Source data:
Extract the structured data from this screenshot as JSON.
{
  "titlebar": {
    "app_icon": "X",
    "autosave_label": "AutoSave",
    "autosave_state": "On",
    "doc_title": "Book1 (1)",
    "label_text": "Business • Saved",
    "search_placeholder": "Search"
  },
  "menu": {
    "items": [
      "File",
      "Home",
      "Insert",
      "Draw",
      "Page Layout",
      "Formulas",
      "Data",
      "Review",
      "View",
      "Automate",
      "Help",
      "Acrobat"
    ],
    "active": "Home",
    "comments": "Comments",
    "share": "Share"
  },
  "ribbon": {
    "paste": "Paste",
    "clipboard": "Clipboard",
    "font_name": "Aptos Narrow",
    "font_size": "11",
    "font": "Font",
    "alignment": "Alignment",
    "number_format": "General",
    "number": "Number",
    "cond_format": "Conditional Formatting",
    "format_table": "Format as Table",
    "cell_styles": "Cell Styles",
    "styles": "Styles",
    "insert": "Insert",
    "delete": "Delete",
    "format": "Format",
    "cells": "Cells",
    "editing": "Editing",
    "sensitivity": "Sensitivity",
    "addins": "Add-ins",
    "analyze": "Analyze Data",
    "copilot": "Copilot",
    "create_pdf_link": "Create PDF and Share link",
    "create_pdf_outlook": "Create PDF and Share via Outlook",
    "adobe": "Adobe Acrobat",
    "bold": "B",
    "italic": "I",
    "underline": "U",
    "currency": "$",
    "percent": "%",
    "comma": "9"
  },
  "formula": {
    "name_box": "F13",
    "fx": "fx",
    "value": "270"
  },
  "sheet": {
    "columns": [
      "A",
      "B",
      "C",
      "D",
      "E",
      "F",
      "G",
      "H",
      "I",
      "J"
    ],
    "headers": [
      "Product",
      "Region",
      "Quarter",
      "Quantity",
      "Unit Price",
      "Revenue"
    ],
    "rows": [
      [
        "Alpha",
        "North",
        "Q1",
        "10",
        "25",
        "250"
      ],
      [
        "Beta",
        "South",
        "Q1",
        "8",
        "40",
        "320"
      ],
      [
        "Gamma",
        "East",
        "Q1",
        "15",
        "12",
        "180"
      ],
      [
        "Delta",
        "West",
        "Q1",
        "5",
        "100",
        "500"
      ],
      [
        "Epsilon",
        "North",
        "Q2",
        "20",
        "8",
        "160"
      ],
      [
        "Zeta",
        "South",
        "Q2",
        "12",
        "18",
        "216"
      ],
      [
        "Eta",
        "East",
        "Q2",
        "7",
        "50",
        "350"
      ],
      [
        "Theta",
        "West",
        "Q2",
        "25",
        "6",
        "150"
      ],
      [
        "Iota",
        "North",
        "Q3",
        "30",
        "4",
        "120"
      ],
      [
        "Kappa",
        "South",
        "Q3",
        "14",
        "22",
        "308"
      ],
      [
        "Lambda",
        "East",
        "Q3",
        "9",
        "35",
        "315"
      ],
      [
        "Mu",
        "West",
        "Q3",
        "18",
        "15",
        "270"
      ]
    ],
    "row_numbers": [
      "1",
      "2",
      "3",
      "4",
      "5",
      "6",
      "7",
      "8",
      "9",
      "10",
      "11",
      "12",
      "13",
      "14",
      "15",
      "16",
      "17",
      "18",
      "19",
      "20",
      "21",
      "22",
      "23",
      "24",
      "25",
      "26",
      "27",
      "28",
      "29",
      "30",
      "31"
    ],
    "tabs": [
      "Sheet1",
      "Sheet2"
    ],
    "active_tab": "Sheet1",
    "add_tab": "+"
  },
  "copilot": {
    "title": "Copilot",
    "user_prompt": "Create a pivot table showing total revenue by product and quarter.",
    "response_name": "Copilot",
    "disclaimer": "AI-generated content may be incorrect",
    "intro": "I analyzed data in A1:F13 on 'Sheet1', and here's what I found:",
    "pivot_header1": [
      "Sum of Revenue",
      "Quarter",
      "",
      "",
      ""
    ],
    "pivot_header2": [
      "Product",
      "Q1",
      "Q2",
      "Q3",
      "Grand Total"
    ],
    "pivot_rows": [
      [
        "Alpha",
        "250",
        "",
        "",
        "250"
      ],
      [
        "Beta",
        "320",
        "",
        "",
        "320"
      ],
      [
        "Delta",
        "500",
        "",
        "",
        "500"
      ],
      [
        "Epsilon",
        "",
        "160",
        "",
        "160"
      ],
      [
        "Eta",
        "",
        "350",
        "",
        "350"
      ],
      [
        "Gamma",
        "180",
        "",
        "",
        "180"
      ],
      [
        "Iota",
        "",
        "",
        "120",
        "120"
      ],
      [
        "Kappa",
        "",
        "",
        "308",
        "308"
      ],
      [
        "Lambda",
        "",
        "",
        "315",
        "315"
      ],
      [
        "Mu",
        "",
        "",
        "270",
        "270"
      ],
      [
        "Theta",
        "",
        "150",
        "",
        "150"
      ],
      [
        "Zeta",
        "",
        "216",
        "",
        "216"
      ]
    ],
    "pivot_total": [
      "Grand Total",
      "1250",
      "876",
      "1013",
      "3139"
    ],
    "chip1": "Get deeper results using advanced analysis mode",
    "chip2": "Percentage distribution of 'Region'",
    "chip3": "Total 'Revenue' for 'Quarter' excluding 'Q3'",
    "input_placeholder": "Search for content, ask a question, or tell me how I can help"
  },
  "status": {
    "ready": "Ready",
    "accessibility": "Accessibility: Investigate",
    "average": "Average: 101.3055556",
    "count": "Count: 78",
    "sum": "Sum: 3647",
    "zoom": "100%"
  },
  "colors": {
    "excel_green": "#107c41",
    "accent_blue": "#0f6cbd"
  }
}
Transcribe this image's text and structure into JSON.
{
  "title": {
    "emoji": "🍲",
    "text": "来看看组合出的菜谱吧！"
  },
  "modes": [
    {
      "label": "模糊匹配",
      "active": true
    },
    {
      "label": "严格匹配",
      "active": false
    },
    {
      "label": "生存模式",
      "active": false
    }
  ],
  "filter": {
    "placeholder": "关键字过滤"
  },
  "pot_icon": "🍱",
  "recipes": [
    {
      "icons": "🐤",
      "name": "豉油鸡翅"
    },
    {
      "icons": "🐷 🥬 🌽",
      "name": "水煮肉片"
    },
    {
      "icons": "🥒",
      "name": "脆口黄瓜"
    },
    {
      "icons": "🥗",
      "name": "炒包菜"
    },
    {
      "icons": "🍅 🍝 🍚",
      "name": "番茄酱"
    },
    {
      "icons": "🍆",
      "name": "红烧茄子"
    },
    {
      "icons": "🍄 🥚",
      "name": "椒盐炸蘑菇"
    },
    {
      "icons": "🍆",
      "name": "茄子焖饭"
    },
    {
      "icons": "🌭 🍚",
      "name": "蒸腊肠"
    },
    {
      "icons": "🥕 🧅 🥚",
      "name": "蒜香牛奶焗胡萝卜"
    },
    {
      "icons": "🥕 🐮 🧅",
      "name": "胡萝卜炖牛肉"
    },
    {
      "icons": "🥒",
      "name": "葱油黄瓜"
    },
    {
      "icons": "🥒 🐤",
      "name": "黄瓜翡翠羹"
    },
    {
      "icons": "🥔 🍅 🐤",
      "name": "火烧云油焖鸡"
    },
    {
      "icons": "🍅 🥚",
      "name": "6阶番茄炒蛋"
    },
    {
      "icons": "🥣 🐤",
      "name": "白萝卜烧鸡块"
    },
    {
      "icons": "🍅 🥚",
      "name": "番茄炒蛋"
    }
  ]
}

SHORT TASK:
Using the data above, print every record exactly as shown.

ANSWER TO THE EXERCISE:
Extract the structured data from this screenshot as JSON.
{
  "titlebar": {
    "app_icon": "X",
    "autosave_label": "AutoSave",
    "autosave_state": "On",
    "doc_title": "Book1 (1)",
    "label_text": "Business • Saved",
    "search_placeholder": "Search"
  },
  "menu": {
    "items": [
      "File",
      "Home",
      "Insert",
      "Draw",
      "Page Layout",
      "Formulas",
      "Data",
      "Review",
      "View",
      "Automate",
      "Help",
      "Acrobat"
    ],
    "active": "Home",
    "comments": "Comments",
    "share": "Share"
  },
  "ribbon": {
    "paste": "Paste",
    "clipboard": "Clipboard",
    "font_name": "Aptos Narrow",
    "font_size": "11",
    "font": "Font",
    "alignment": "Alignment",
    "number_format": "General",
    "number": "Number",
    "cond_format": "Conditional Formatting",
    "format_table": "Format as Table",
    "cell_styles": "Cell Styles",
    "styles": "Styles",
    "insert": "Insert",
    "delete": "Delete",
    "format": "Format",
    "cells": "Cells",
    "editing": "Editing",
    "sensitivity": "Sensitivity",
    "addins": "Add-ins",
    "analyze": "Analyze Data",
    "copilot": "Copilot",
    "create_pdf_link": "Create PDF and Share link",
    "create_pdf_outlook": "Create PDF and Share via Outlook",
    "adobe": "Adobe Acrobat",
    "bold": "B",
    "italic": "I",
    "underline": "U",
    "currency": "$",
    "percent": "%",
    "comma": "9"
  },
  "formula": {
    "name_box": "F13",
    "fx": "fx",
    "value": "270"
  },
  "sheet": {
    "columns": [
      "A",
      "B",
      "C",
      "D",
      "E",
      "F",
      "G",
      "H",
      "I",
      "J"
    ],
    "headers": [
      "Product",
      "Region",
      "Quarter",
      "Quantity",
      "Unit Price",
      "Revenue"
    ],
    "rows": [
      [
        "Alpha",
        "North",
        "Q1",
        "10",
        "25",
        "250"
      ],
      [
        "Beta",
        "South",
        "Q1",
        "8",
        "40",
        "320"
      ],
      [
        "Gamma",
        "East",
        "Q1",
        "15",
        "12",
        "180"
      ],
      [
        "Delta",
        "West",
        "Q1",
        "5",
        "100",
        "500"
      ],
      [
        "Epsilon",
        "North",
        "Q2",
        "20",
        "8",
        "160"
      ],
      [
        "Zeta",
        "South",
        "Q2",
        "12",
        "18",
        "216"
      ],
      [
        "Eta",
        "East",
        "Q2",
        "7",
        "50",
        "350"
      ],
      [
        "Theta",
        "West",
        "Q2",
        "25",
        "6",
        "150"
      ],
      [
        "Iota",
        "North",
        "Q3",
        "30",
        "4",
        "120"
      ],
      [
        "Kappa",
        "South",
        "Q3",
        "14",
        "22",
        "308"
      ],
      [
        "Lambda",
        "East",
        "Q3",
        "9",
        "35",
        "315"
      ],
      [
        "Mu",
        "West",
        "Q3",
        "18",
        "15",
        "270"
      ]
    ],
    "row_numbers": [
      "1",
      "2",
      "3",
      "4",
      "5",
      "6",
      "7",
      "8",
      "9",
      "10",
      "11",
      "12",
      "13",
      "14",
      "15",
      "16",
      "17",
      "18",
      "19",
      "20",
      "21",
      "22",
      "23",
      "24",
      "25",
      "26",
      "27",
      "28",
      "29",
      "30",
      "31"
    ],
    "tabs": [
      "Sheet1",
      "Sheet2"
    ],
    "active_tab": "Sheet1",
    "add_tab": "+"
  },
  "copilot": {
    "title": "Copilot",
    "user_prompt": "Create a pivot table showing total revenue by product and quarter.",
    "response_name": "Copilot",
    "disclaimer": "AI-generated content may be incorrect",
    "intro": "I analyzed data in A1:F13 on 'Sheet1', and here's what I found:",
    "pivot_header1": [
      "Sum of Revenue",
      "Quarter",
      "",
      "",
      ""
    ],
    "pivot_header2": [
      "Product",
      "Q1",
      "Q2",
      "Q3",
      "Grand Total"
    ],
    "pivot_rows": [
      [
        "Alpha",
        "250",
        "",
        "",
        "250"
      ],
      [
        "Beta",
        "320",
        "",
        "",
        "320"
      ],
      [
        "Delta",
        "500",
        "",
        "",
        "500"
      ],
      [
        "Epsilon",
        "",
        "160",
        "",
        "160"
      ],
      [
        "Eta",
        "",
        "350",
        "",
        "350"
      ],
      [
        "Gamma",
        "180",
        "",
        "",
        "180"
      ],
      [
        "Iota",
        "",
        "",
        "120",
        "120"
      ],
      [
        "Kappa",
        "",
        "",
        "308",
        "308"
      ],
      [
        "Lambda",
        "",
        "",
        "315",
        "315"
      ],
      [
        "Mu",
        "",
        "",
        "270",
        "270"
      ],
      [
        "Theta",
        "",
        "150",
        "",
        "150"
      ],
      [
        "Zeta",
        "",
        "216",
        "",
        "216"
      ]
    ],
    "pivot_total": [
      "Grand Total",
      "1250",
      "876",
      "1013",
      "3139"
    ],
    "chip1": "Get deeper results using advanced analysis mode",
    "chip2": "Percentage distribution of 'Region'",
    "chip3": "Total 'Revenue' for 'Quarter' excluding 'Q3'",
    "input_placeholder": "Search for content, ask a question, or tell me how I can help"
  },
  "status": {
    "ready": "Ready",
    "accessibility": "Accessibility: Investigate",
    "average": "Average: 101.3055556",
    "count": "Count: 78",
    "sum": "Sum: 3647",
    "zoom": "100%"
  },
  "colors": {
    "excel_green": "#107c41",
    "accent_blue": "#0f6cbd"
  }
}
Transcribe this image's text and structure into JSON.
{
  "title": {
    "emoji": "🍲",
    "text": "来看看组合出的菜谱吧！"
  },
  "modes": [
    {
      "label": "模糊匹配",
      "active": true
    },
    {
      "label": "严格匹配",
      "active": false
    },
    {
      "label": "生存模式",
      "active": false
    }
  ],
  "filter": {
    "placeholder": "关键字过滤"
  },
  "pot_icon": "🍱",
  "recipes": [
    {
      "icons": "🐤",
      "name": "豉油鸡翅"
    },
    {
      "icons": "🐷 🥬 🌽",
      "name": "水煮肉片"
    },
    {
      "icons": "🥒",
      "name": "脆口黄瓜"
    },
    {
      "icons": "🥗",
      "name": "炒包菜"
    },
    {
      "icons": "🍅 🍝 🍚",
      "name": "番茄酱"
    },
    {
      "icons": "🍆",
      "name": "红烧茄子"
    },
    {
      "icons": "🍄 🥚",
      "name": "椒盐炸蘑菇"
    },
    {
      "icons": "🍆",
      "name": "茄子焖饭"
    },
    {
      "icons": "🌭 🍚",
      "name": "蒸腊肠"
    },
    {
      "icons": "🥕 🧅 🥚",
      "name": "蒜香牛奶焗胡萝卜"
    },
    {
      "icons": "🥕 🐮 🧅",
      "name": "胡萝卜炖牛肉"
    },
    {
      "icons": "🥒",
      "name": "葱油黄瓜"
    },
    {
      "icons": "🥒 🐤",
      "name": "黄瓜翡翠羹"
    },
    {
      "icons": "🥔 🍅 🐤",
      "name": "火烧云油焖鸡"
    },
    {
      "icons": "🍅 🥚",
      "name": "6阶番茄炒蛋"
    },
    {
      "icons": "🥣 🐤",
      "name": "白萝卜烧鸡块"
    },
    {
      "icons": "🍅 🥚",
      "name": "番茄炒蛋"
    }
  ]
}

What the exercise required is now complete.